For every line in the data below that contains "text", copy the line.
─── Rows
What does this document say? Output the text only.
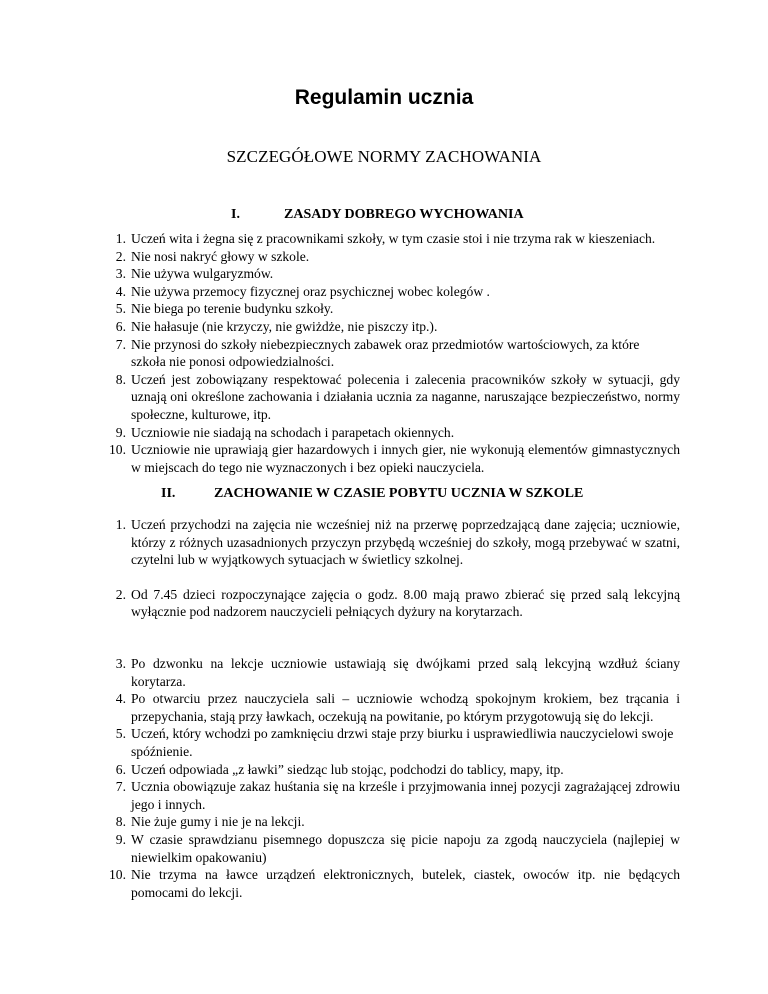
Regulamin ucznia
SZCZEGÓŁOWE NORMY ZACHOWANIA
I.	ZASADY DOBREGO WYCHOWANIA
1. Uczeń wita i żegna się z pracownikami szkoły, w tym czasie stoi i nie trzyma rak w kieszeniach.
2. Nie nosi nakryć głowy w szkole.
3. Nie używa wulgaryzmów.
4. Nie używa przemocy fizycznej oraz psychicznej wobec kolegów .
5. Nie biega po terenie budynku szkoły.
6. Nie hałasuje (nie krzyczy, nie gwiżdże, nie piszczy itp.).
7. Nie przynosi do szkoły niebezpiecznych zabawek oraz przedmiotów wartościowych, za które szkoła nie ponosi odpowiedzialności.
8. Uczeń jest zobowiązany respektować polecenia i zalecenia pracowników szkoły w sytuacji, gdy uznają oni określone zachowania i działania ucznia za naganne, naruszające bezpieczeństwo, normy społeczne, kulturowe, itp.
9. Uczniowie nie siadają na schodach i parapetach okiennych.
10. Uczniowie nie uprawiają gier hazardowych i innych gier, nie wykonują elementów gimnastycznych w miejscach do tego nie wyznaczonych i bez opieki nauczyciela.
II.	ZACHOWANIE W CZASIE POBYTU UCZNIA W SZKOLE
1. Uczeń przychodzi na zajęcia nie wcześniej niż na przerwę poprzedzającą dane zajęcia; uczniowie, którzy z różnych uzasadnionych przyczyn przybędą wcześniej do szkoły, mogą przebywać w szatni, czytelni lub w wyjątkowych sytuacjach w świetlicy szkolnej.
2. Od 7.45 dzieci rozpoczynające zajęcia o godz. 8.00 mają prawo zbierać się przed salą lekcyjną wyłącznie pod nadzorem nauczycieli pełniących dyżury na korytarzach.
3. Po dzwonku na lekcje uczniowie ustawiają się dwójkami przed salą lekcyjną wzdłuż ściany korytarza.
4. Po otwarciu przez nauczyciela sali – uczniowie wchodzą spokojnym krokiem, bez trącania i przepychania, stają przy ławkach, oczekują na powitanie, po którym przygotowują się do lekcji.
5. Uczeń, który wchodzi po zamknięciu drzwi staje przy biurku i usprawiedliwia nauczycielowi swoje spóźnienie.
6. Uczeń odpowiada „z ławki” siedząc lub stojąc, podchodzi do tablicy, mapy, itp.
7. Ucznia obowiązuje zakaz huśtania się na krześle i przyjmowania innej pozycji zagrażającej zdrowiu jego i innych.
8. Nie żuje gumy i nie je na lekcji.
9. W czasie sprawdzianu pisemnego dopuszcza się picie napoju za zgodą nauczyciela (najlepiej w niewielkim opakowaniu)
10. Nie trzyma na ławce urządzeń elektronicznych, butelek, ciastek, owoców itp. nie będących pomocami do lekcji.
──────
─── Rows
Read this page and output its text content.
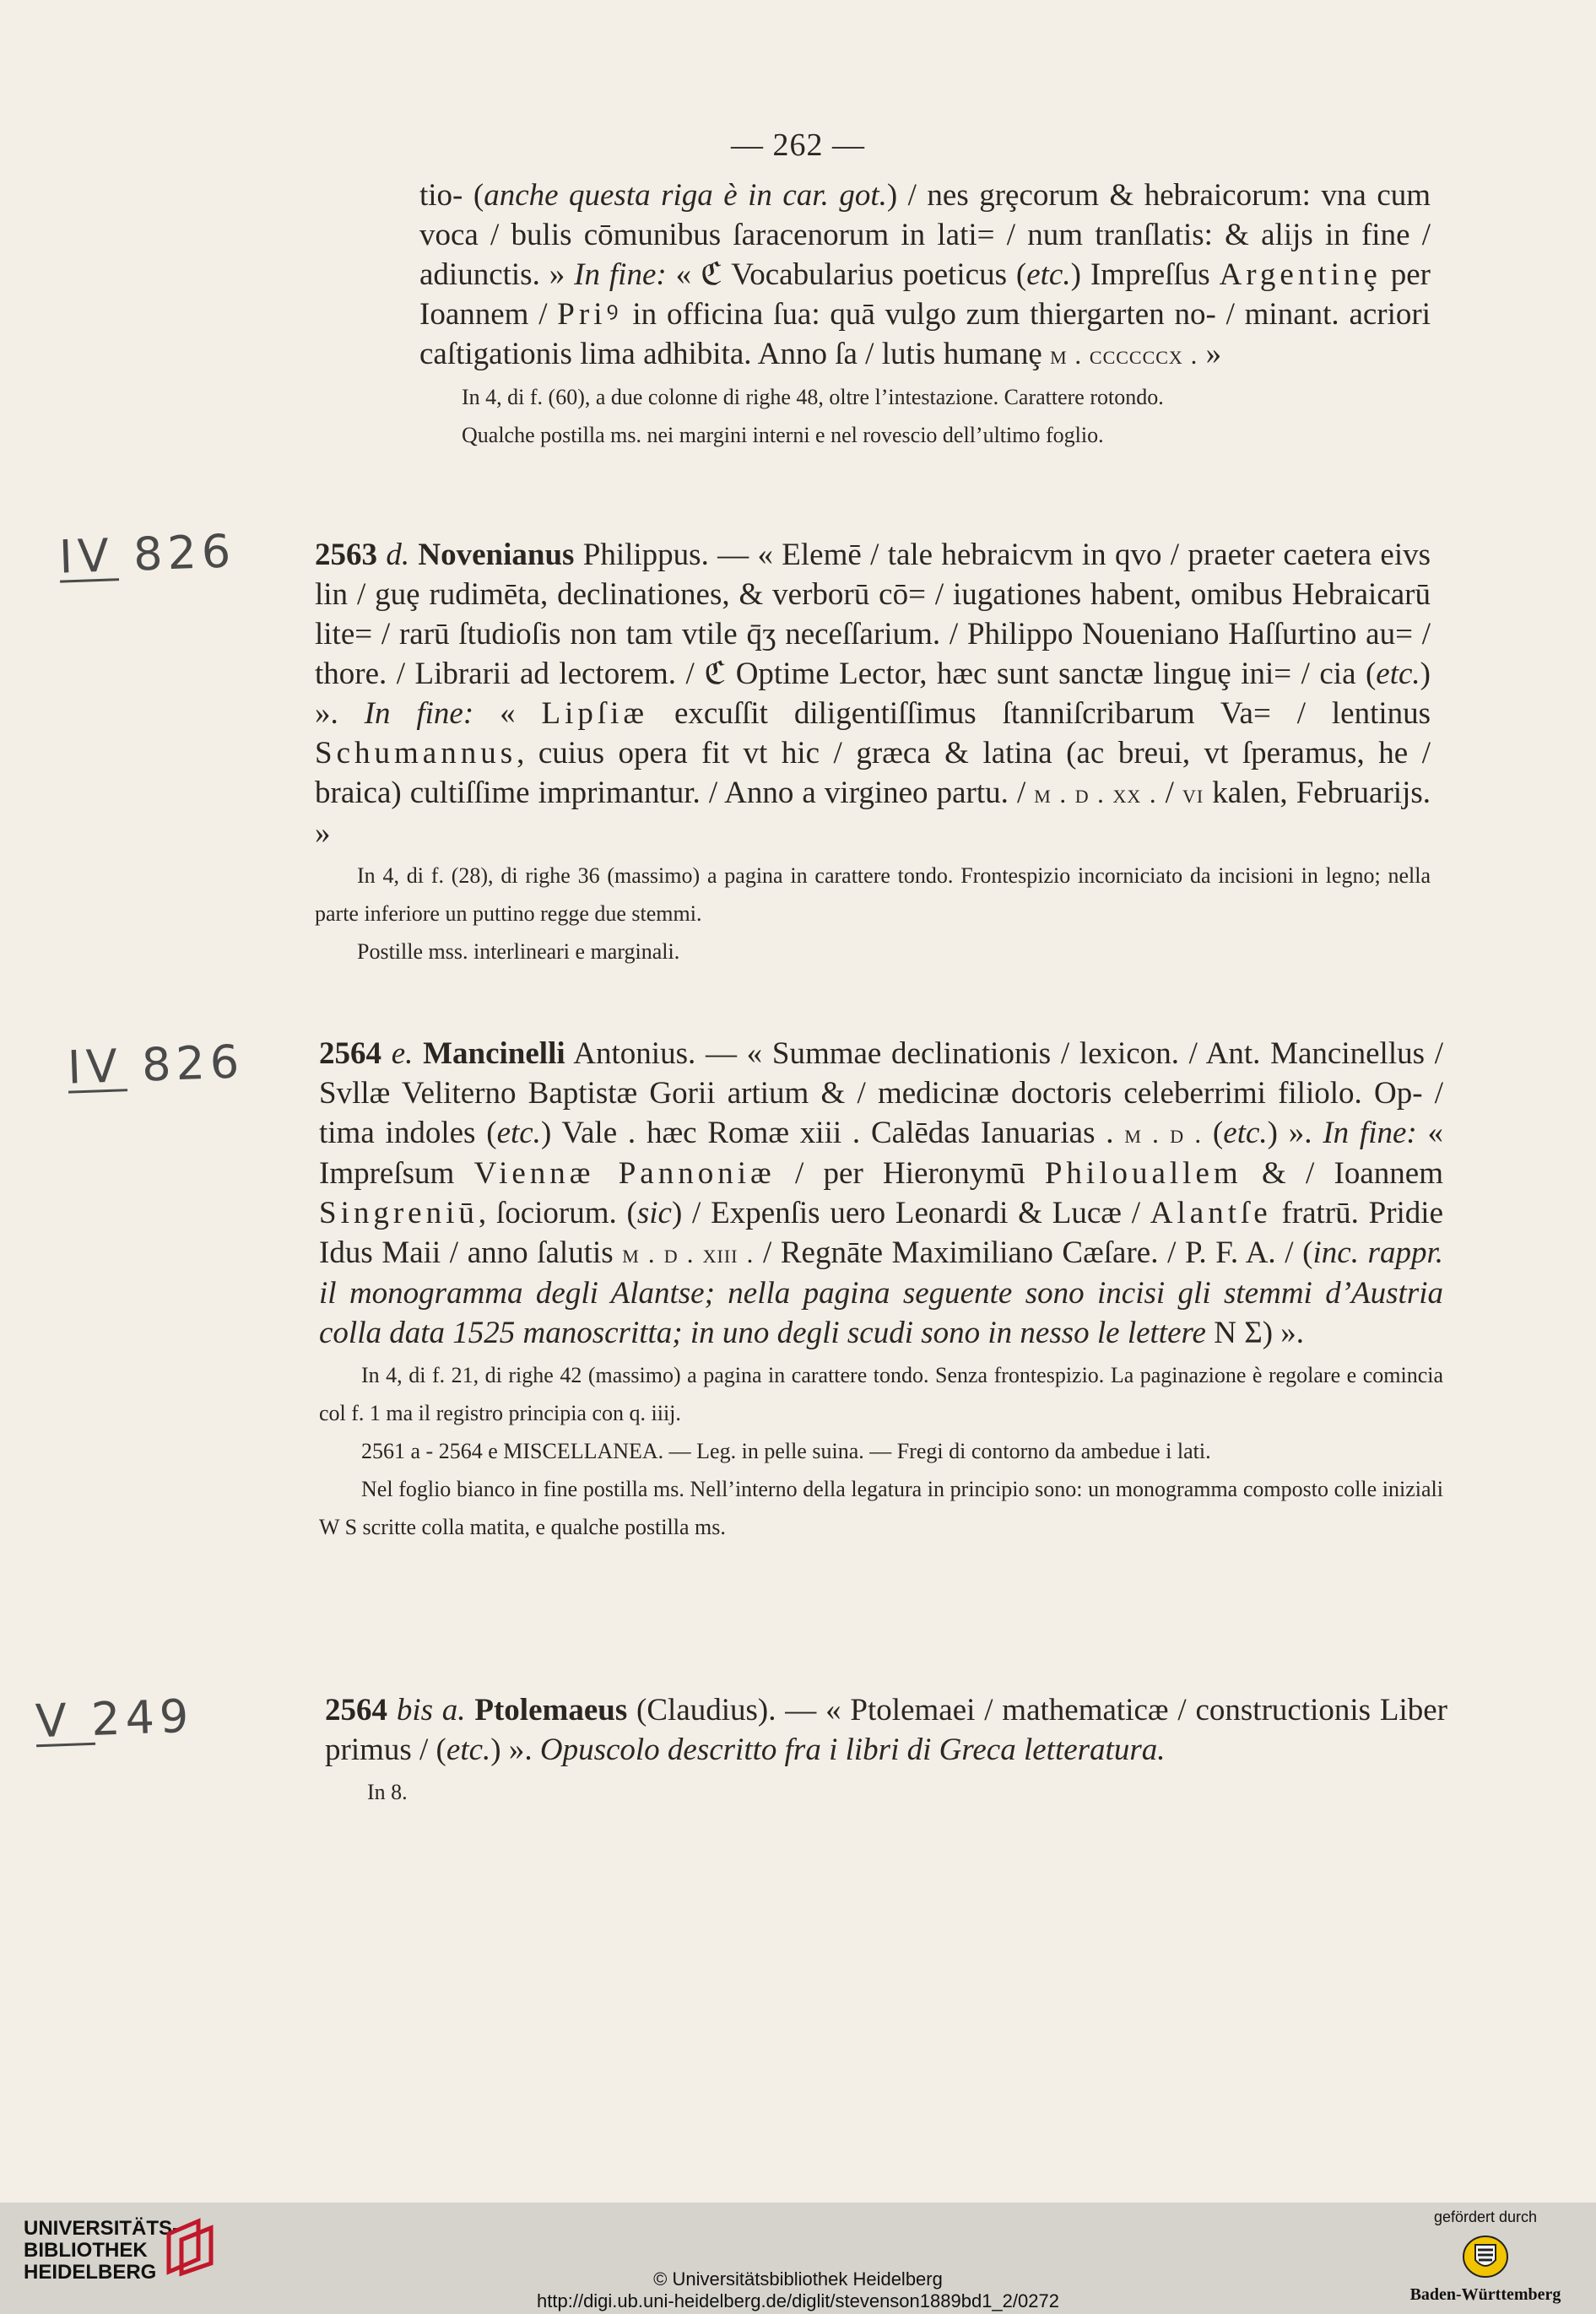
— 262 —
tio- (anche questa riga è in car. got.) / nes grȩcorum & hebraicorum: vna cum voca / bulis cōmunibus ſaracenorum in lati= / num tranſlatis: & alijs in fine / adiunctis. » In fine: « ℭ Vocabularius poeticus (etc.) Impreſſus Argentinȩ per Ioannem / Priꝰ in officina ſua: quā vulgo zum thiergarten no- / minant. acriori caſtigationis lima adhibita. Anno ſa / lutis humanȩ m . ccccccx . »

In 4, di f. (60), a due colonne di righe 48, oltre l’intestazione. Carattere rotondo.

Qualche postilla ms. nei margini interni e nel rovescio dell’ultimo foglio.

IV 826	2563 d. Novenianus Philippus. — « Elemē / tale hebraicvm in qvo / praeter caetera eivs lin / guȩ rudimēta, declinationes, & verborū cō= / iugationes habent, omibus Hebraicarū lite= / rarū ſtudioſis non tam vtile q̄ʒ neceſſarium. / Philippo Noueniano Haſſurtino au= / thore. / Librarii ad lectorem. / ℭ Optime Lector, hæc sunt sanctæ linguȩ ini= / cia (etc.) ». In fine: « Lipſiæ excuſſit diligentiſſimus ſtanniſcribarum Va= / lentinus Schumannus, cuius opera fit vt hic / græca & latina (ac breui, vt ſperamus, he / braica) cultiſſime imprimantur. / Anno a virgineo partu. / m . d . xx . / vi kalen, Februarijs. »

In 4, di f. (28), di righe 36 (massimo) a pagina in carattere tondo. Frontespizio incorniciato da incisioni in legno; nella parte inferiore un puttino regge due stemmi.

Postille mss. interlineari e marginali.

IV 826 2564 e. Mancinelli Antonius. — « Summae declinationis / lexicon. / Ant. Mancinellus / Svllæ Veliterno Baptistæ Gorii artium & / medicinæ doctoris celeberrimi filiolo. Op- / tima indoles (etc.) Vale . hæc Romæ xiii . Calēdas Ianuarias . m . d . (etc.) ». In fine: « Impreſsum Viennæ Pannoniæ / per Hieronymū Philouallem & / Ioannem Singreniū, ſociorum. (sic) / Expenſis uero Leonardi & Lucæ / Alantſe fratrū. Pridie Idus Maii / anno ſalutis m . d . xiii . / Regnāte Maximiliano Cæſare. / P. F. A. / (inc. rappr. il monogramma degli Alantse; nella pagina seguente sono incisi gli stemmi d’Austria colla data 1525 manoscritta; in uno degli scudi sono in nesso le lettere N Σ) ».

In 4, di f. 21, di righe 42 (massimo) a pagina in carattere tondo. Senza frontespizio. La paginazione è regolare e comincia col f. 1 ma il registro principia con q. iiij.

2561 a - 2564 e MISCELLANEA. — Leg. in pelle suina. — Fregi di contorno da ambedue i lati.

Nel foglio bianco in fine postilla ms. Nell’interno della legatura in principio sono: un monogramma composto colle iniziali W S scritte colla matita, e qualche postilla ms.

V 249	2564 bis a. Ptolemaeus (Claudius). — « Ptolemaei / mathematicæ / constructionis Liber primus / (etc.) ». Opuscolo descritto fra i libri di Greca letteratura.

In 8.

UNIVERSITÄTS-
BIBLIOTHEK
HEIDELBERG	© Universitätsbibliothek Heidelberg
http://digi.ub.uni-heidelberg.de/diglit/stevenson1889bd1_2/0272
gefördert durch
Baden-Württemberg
──────
─── Rows
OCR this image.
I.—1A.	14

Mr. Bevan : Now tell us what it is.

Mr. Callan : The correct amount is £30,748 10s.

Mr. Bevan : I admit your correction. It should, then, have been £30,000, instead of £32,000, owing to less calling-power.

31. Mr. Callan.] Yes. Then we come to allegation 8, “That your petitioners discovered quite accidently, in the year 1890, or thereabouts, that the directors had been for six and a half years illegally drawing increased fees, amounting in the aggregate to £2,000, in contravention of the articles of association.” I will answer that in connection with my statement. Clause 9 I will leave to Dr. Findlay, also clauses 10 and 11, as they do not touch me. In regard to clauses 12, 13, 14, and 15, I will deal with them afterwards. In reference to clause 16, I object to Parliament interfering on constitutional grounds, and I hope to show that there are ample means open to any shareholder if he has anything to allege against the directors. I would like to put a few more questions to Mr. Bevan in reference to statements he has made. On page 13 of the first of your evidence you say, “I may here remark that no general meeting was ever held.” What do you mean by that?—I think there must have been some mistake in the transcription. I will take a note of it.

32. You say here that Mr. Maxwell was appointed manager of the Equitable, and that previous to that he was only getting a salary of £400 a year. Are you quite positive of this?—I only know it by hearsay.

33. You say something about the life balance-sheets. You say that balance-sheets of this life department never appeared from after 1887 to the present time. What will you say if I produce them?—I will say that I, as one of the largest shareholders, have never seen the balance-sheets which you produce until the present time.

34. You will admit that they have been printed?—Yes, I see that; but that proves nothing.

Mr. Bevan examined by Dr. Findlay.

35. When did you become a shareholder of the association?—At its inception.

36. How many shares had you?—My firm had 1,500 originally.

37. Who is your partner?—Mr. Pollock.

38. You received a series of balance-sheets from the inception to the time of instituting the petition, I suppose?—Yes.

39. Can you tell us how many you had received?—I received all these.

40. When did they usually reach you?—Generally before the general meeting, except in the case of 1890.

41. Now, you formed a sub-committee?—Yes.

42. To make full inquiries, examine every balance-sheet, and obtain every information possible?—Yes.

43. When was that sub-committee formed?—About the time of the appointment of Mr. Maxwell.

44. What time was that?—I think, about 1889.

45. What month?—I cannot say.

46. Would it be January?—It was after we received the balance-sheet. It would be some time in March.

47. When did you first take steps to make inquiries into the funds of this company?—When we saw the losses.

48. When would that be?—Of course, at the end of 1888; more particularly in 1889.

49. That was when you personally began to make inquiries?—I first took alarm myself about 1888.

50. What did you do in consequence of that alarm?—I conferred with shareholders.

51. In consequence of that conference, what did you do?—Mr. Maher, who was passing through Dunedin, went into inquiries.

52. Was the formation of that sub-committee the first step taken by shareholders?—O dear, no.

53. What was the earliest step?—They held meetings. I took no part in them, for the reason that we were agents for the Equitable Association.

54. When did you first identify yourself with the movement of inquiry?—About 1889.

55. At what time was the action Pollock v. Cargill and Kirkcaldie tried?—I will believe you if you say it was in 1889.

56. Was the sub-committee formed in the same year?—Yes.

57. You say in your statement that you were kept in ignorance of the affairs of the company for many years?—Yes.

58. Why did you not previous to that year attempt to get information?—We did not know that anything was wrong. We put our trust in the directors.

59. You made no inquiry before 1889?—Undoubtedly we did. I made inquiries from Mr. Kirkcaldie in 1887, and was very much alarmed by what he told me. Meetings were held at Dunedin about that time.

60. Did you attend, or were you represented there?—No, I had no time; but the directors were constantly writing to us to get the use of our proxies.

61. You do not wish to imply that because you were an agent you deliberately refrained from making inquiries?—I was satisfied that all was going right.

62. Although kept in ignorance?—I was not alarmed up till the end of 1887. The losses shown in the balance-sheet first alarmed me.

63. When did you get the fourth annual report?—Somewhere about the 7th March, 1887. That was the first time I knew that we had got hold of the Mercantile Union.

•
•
──────
#### Answer to the exercise
What does this document say? Output the text only.
Read this page and output its text content.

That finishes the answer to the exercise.